Data records
————
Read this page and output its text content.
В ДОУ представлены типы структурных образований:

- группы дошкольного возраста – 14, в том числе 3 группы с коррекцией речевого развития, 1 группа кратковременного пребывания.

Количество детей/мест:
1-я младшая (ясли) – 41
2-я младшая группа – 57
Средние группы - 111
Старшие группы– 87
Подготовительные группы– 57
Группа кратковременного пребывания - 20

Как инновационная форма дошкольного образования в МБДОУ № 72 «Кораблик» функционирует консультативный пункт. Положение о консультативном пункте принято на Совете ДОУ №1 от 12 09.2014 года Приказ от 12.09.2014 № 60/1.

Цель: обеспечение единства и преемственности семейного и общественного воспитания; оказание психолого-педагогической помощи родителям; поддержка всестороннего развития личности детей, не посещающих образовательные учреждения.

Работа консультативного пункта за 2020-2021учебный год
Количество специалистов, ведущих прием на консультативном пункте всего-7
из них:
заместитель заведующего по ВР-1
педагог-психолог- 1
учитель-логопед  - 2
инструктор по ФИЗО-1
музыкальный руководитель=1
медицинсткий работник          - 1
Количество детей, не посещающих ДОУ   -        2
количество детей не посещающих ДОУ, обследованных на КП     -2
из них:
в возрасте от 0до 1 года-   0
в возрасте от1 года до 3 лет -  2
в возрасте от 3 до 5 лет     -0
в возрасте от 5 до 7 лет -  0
————
> [Instructions for the task]
Please repeat all the records above exactly as they appear.

> [Full response]
Read this page and output its text content.
В ДОУ представлены типы структурных образований:

- группы дошкольного возраста – 14, в том числе 3 группы с коррекцией речевого развития, 1 группа кратковременного пребывания.

Количество детей/мест:
1-я младшая (ясли) – 41
2-я младшая группа – 57
Средние группы - 111
Старшие группы– 87
Подготовительные группы– 57
Группа кратковременного пребывания - 20

Как инновационная форма дошкольного образования в МБДОУ № 72 «Кораблик» функционирует консультативный пункт. Положение о консультативном пункте принято на Совете ДОУ №1 от 12 09.2014 года Приказ от 12.09.2014 № 60/1.

Цель: обеспечение единства и преемственности семейного и общественного воспитания; оказание психолого-педагогической помощи родителям; поддержка всестороннего развития личности детей, не посещающих образовательные учреждения.

Работа консультативного пункта за 2020-2021учебный год
Количество специалистов, ведущих прием на консультативном пункте всего-7
из них:
заместитель заведующего по ВР-1
педагог-психолог- 1
учитель-логопед  - 2
инструктор по ФИЗО-1
музыкальный руководитель=1
медицинсткий работник          - 1
Количество детей, не посещающих ДОУ   -        2
количество детей не посещающих ДОУ, обследованных на КП     -2
из них:
в возрасте от 0до 1 года-   0
в возрасте от1 года до 3 лет -  2
в возрасте от 3 до 5 лет     -0
в возрасте от 5 до 7 лет -  0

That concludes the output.